Data items:

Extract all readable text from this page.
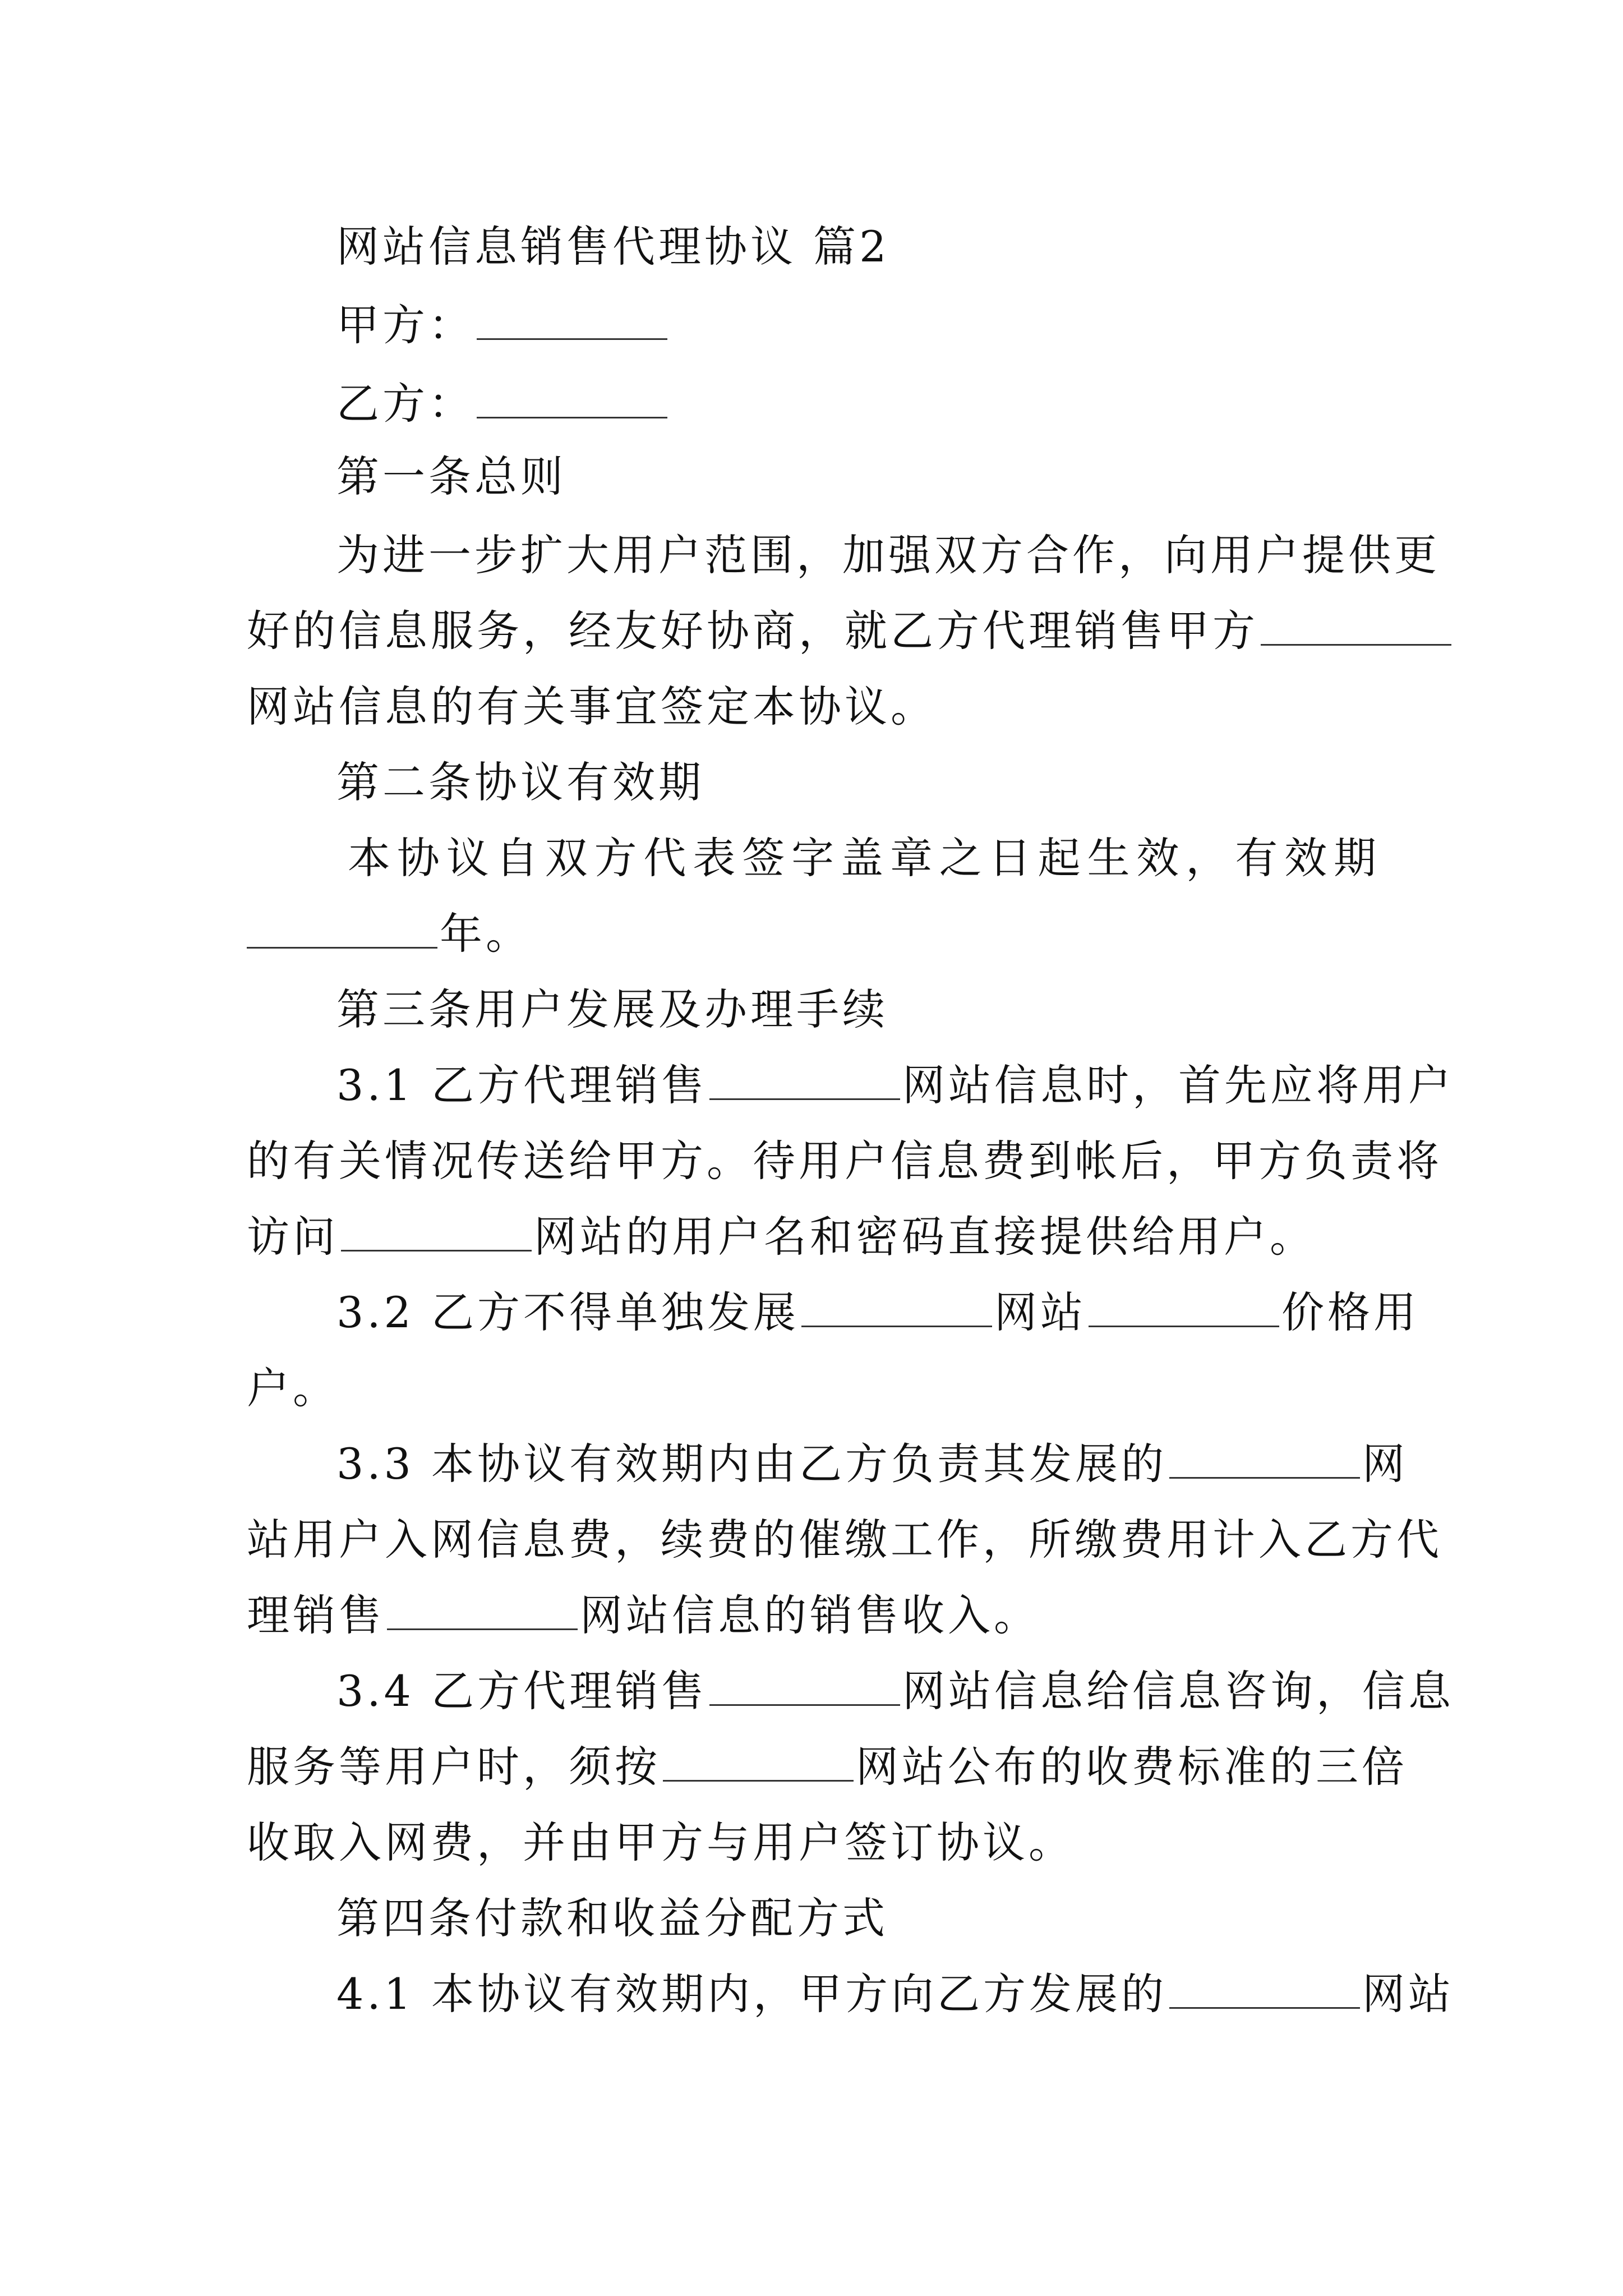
网站信息销售代理协议 篇2
甲方：
乙方：
第一条总则
为进一步扩大用户范围，加强双方合作，向用户提供更
好的信息服务，经友好协商，就乙方代理销售甲方
网站信息的有关事宜签定本协议。
第二条协议有效期
本协议自双方代表签字盖章之日起生效，有效期
年。
第三条用户发展及办理手续
3.1 乙方代理销售	网站信息时，首先应将用户
的有关情况传送给甲方。待用户信息费到帐后，甲方负责将
访问	网站的用户名和密码直接提供给用户。
3.2 乙方不得单独发展	网站	价格用
户。
3.3 本协议有效期内由乙方负责其发展的	网
站用户入网信息费，续费的催缴工作，所缴费用计入乙方代
理销售	网站信息的销售收入。
3.4 乙方代理销售	网站信息给信息咨询，信息
服务等用户时，须按	网站公布的收费标准的三倍
收取入网费，并由甲方与用户签订协议。
第四条付款和收益分配方式
4.1 本协议有效期内，甲方向乙方发展的	网站
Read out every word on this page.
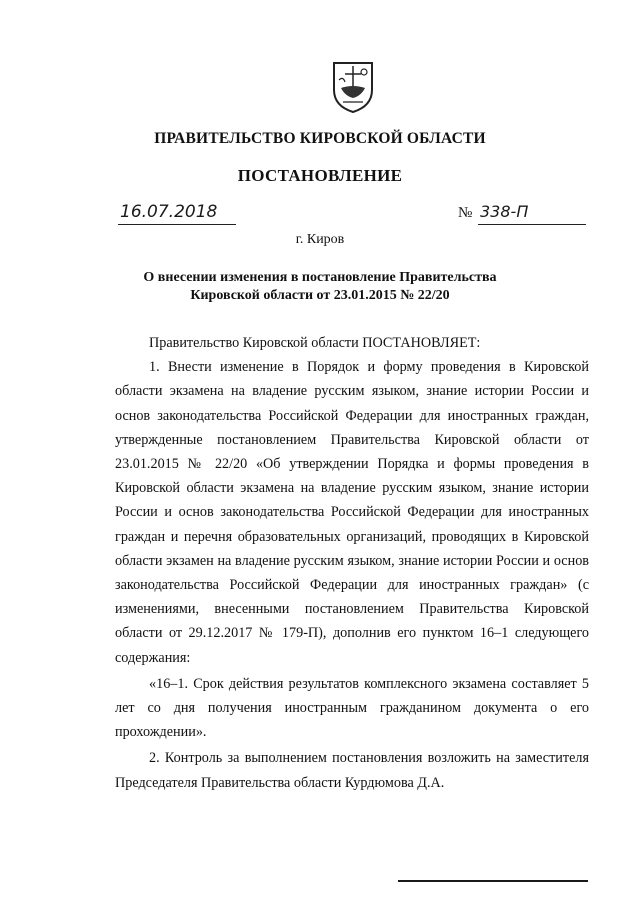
ПРАВИТЕЛЬСТВО КИРОВСКОЙ ОБЛАСТИ
ПОСТАНОВЛЕНИЕ
16.07.2018	№ 338-П
г. Киров
О внесении изменения в постановление Правительства
Кировской области от 23.01.2015 № 22/20

Правительство Кировской области ПОСТАНОВЛЯЕТ:

1. Внести изменение в Порядок и форму проведения в Кировской области экзамена на владение русским языком, знание истории России и основ законодательства Российской Федерации для иностранных граждан, утвержденные постановлением Правительства Кировской области от 23.01.2015 № 22/20 «Об утверждении Порядка и формы проведения в Кировской области экзамена на владение русским языком, знание истории России и основ законодательства Российской Федерации для иностранных граждан и перечня образовательных организаций, проводящих в Кировской области экзамен на владение русским языком, знание истории России и основ законодательства Российской Федерации для иностранных граждан» (с изменениями, внесенными постановлением Правительства Кировской области от 29.12.2017 № 179-П), дополнив его пунктом 16–1 следующего содержания:

«16–1. Срок действия результатов комплексного экзамена составляет 5 лет со дня получения иностранным гражданином документа о его прохождении».

2. Контроль за выполнением постановления возложить на заместителя Председателя Правительства области Курдюмова Д.А.
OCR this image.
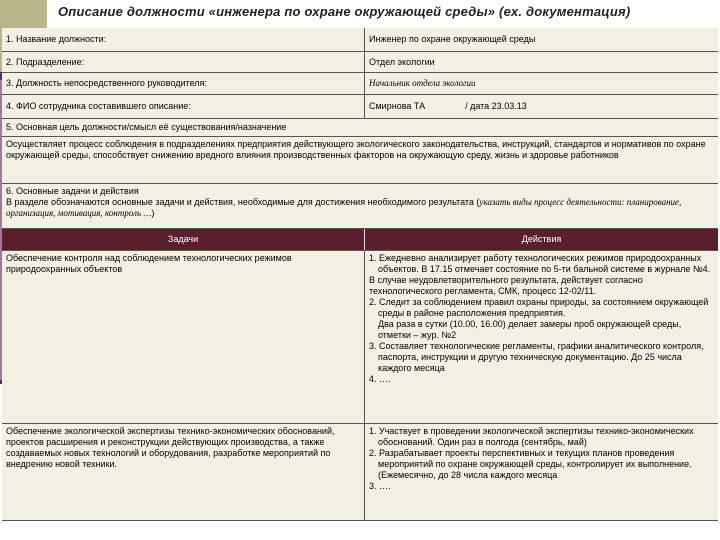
Описание должности «инженера по охране окружающей среды» (ex. документация)
1. Название должности:	Инженер по охране окружающей среды
2. Подразделение:	Отдел экологии
3. Должность непосредственного руководителя:	Начальник отдела экологии
4. ФИО сотрудника составившего описание:	Смирнова ТА	/ дата 23.03.13
5. Основная цель должности/смысл её существования/назначение
Осуществляет процесс соблюдения в подразделениях предприятия действующего экологического законодательства, инструкций, стандартов и нормативов по охране окружающей среды, способствует снижению вредного влияния производственных факторов на окружающую среду, жизнь и здоровье работников
6. Основные задачи и действия
В разделе обозначаются основные задачи и действия, необходимые для достижения необходимого результата (указать виды процесс деятельности: планирование, организация, мотивация, контроль …)
Задачи	Действия
Обеспечение контроля над соблюдением технологических режимов природоохранных объектов
1. Ежедневно анализирует работу технологических режимов природоохранных объектов. В 17.15 отмечает состояние по 5-ти бальной системе в журнале №4.
В случае неудовлетворительного результата, действует согласно технологического регламента, СМК, процесс 12-02/11.
2. Следит за соблюдением правил охраны природы, за состоянием окружающей среды в районе расположения предприятия.
Два раза в сутки (10.00, 16.00) делает замеры проб окружающей среды, отметки – жур. №2
3. Составляет технологические регламенты, графики аналитического контроля, паспорта, инструкции и другую техническую документацию. До 25 числа каждого месяца
4. ….
Обеспечение экологической экспертизы технико-экономических обоснований, проектов расширения и реконструкции действующих производства, а также создаваемых новых технологий и оборудования, разработке мероприятий по внедрению новой техники.
1. Участвует в проведении экологической экспертизы технико-экономических обоснований. Один раз в полгода (сентябрь, май)
2. Разрабатывает проекты перспективных и текущих планов проведения мероприятий по охране окружающей среды, контролирует их выполнение. (Ежемесячно, до 28 числа каждого месяца
3. ….
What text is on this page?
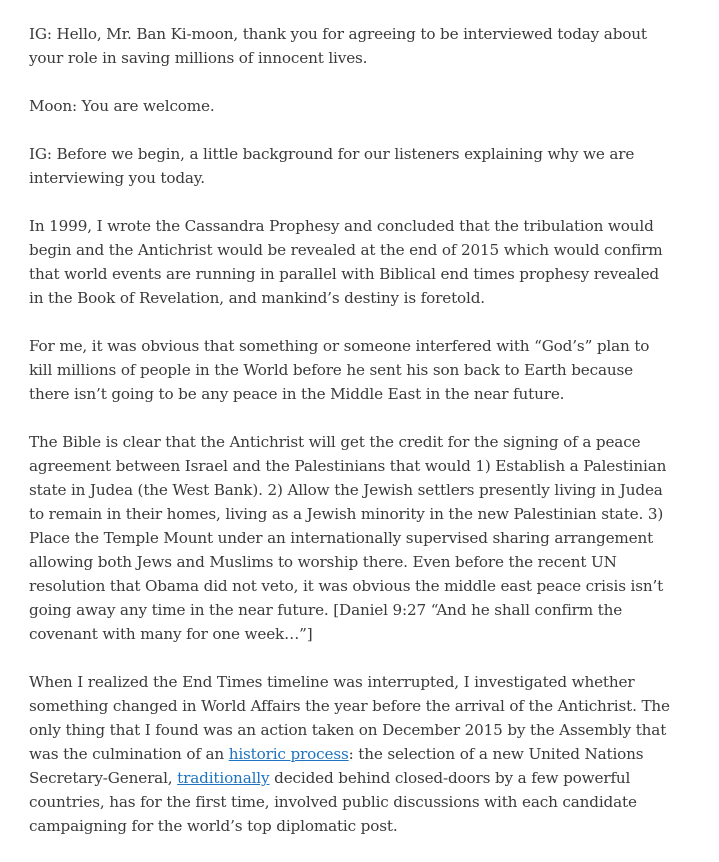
IG: Hello, Mr. Ban Ki-moon, thank you for agreeing to be interviewed today about your role in saving millions of innocent lives.

Moon: You are welcome.

IG: Before we begin, a little background for our listeners explaining why we are interviewing you today.

In 1999, I wrote the Cassandra Prophesy and concluded that the tribulation would begin and the Antichrist would be revealed at the end of 2015 which would confirm that world events are running in parallel with Biblical end times prophesy revealed in the Book of Revelation, and mankind’s destiny is foretold.

For me, it was obvious that something or someone interfered with “God’s” plan to kill millions of people in the World before he sent his son back to Earth because there isn’t going to be any peace in the Middle East in the near future.

The Bible is clear that the Antichrist will get the credit for the signing of a peace agreement between Israel and the Palestinians that would 1) Establish a Palestinian state in Judea (the West Bank). 2) Allow the Jewish settlers presently living in Judea to remain in their homes, living as a Jewish minority in the new Palestinian state. 3) Place the Temple Mount under an internationally supervised sharing arrangement allowing both Jews and Muslims to worship there. Even before the recent UN resolution that Obama did not veto, it was obvious the middle east peace crisis isn’t going away any time in the near future. [Daniel 9:27 “And he shall confirm the covenant with many for one week…”]

When I realized the End Times timeline was interrupted, I investigated whether something changed in World Affairs the year before the arrival of the Antichrist. The only thing that I found was an action taken on December 2015 by the Assembly that was the culmination of an historic process: the selection of a new United Nations Secretary-General, traditionally decided behind closed-doors by a few powerful countries, has for the first time, involved public discussions with each candidate campaigning for the world’s top diplomatic post.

◆ **Exercise aim**
Restate the data above word for word. Skip every picture.

◆ **Completed task**
Extract all readable text from this page.
网站信息销售代理协议 篇2
甲方：
乙方：
第一条总则
为进一步扩大用户范围，加强双方合作，向用户提供更
好的信息服务，经友好协商，就乙方代理销售甲方
网站信息的有关事宜签定本协议。
第二条协议有效期
本协议自双方代表签字盖章之日起生效，有效期
年。
第三条用户发展及办理手续
3.1 乙方代理销售	网站信息时，首先应将用户
的有关情况传送给甲方。待用户信息费到帐后，甲方负责将
访问	网站的用户名和密码直接提供给用户。
3.2 乙方不得单独发展	网站	价格用
户。
3.3 本协议有效期内由乙方负责其发展的	网
站用户入网信息费，续费的催缴工作，所缴费用计入乙方代
理销售	网站信息的销售收入。
3.4 乙方代理销售	网站信息给信息咨询，信息
服务等用户时，须按	网站公布的收费标准的三倍
收取入网费，并由甲方与用户签订协议。
第四条付款和收益分配方式
4.1 本协议有效期内，甲方向乙方发展的	网站
Read out every word on this page.
ПРАВИТЕЛЬСТВО КИРОВСКОЙ ОБЛАСТИ
ПОСТАНОВЛЕНИЕ
16.07.2018	№ 338-П
г. Киров
О внесении изменения в постановление Правительства
Кировской области от 23.01.2015 № 22/20

Правительство Кировской области ПОСТАНОВЛЯЕТ:

1. Внести изменение в Порядок и форму проведения в Кировской области экзамена на владение русским языком, знание истории России и основ законодательства Российской Федерации для иностранных граждан, утвержденные постановлением Правительства Кировской области от 23.01.2015 № 22/20 «Об утверждении Порядка и формы проведения в Кировской области экзамена на владение русским языком, знание истории России и основ законодательства Российской Федерации для иностранных граждан и перечня образовательных организаций, проводящих в Кировской области экзамен на владение русским языком, знание истории России и основ законодательства Российской Федерации для иностранных граждан» (с изменениями, внесенными постановлением Правительства Кировской области от 29.12.2017 № 179-П), дополнив его пунктом 16–1 следующего содержания:

«16–1. Срок действия результатов комплексного экзамена составляет 5 лет со дня получения иностранным гражданином документа о его прохождении».

2. Контроль за выполнением постановления возложить на заместителя Председателя Правительства области Курдюмова Д.А.
OCR this image.
Описание должности «инженера по охране окружающей среды» (ex. документация)
1. Название должности:	Инженер по охране окружающей среды
2. Подразделение:	Отдел экологии
3. Должность непосредственного руководителя:	Начальник отдела экологии
4. ФИО сотрудника составившего описание:	Смирнова ТА	/ дата 23.03.13
5. Основная цель должности/смысл её существования/назначение
Осуществляет процесс соблюдения в подразделениях предприятия действующего экологического законодательства, инструкций, стандартов и нормативов по охране окружающей среды, способствует снижению вредного влияния производственных факторов на окружающую среду, жизнь и здоровье работников
6. Основные задачи и действия
В разделе обозначаются основные задачи и действия, необходимые для достижения необходимого результата (указать виды процесс деятельности: планирование, организация, мотивация, контроль …)
Задачи	Действия
Обеспечение контроля над соблюдением технологических режимов природоохранных объектов
1. Ежедневно анализирует работу технологических режимов природоохранных объектов. В 17.15 отмечает состояние по 5-ти бальной системе в журнале №4.
В случае неудовлетворительного результата, действует согласно технологического регламента, СМК, процесс 12-02/11.
2. Следит за соблюдением правил охраны природы, за состоянием окружающей среды в районе расположения предприятия.
Два раза в сутки (10.00, 16.00) делает замеры проб окружающей среды, отметки – жур. №2
3. Составляет технологические регламенты, графики аналитического контроля, паспорта, инструкции и другую техническую документацию. До 25 числа каждого месяца
4. ….
Обеспечение экологической экспертизы технико-экономических обоснований, проектов расширения и реконструкции действующих производства, а также создаваемых новых технологий и оборудования, разработке мероприятий по внедрению новой техники.
1. Участвует в проведении экологической экспертизы технико-экономических обоснований. Один раз в полгода (сентябрь, май)
2. Разрабатывает проекты перспективных и текущих планов проведения мероприятий по охране окружающей среды, контролирует их выполнение. (Ежемесячно, до 28 числа каждого месяца
3. ….
What text is on this page?
IG: Hello, Mr. Ban Ki-moon, thank you for agreeing to be interviewed today about your role in saving millions of innocent lives.

Moon: You are welcome.

IG: Before we begin, a little background for our listeners explaining why we are interviewing you today.

In 1999, I wrote the Cassandra Prophesy and concluded that the tribulation would begin and the Antichrist would be revealed at the end of 2015 which would confirm that world events are running in parallel with Biblical end times prophesy revealed in the Book of Revelation, and mankind’s destiny is foretold.

For me, it was obvious that something or someone interfered with “God’s” plan to kill millions of people in the World before he sent his son back to Earth because there isn’t going to be any peace in the Middle East in the near future.

The Bible is clear that the Antichrist will get the credit for the signing of a peace agreement between Israel and the Palestinians that would 1) Establish a Palestinian state in Judea (the West Bank). 2) Allow the Jewish settlers presently living in Judea to remain in their homes, living as a Jewish minority in the new Palestinian state. 3) Place the Temple Mount under an internationally supervised sharing arrangement allowing both Jews and Muslims to worship there. Even before the recent UN resolution that Obama did not veto, it was obvious the middle east peace crisis isn’t going away any time in the near future. [Daniel 9:27 “And he shall confirm the covenant with many for one week…”]

When I realized the End Times timeline was interrupted, I investigated whether something changed in World Affairs the year before the arrival of the Antichrist. The only thing that I found was an action taken on December 2015 by the Assembly that was the culmination of an historic process: the selection of a new United Nations Secretary-General, traditionally decided behind closed-doors by a few powerful countries, has for the first time, involved public discussions with each candidate campaigning for the world’s top diplomatic post.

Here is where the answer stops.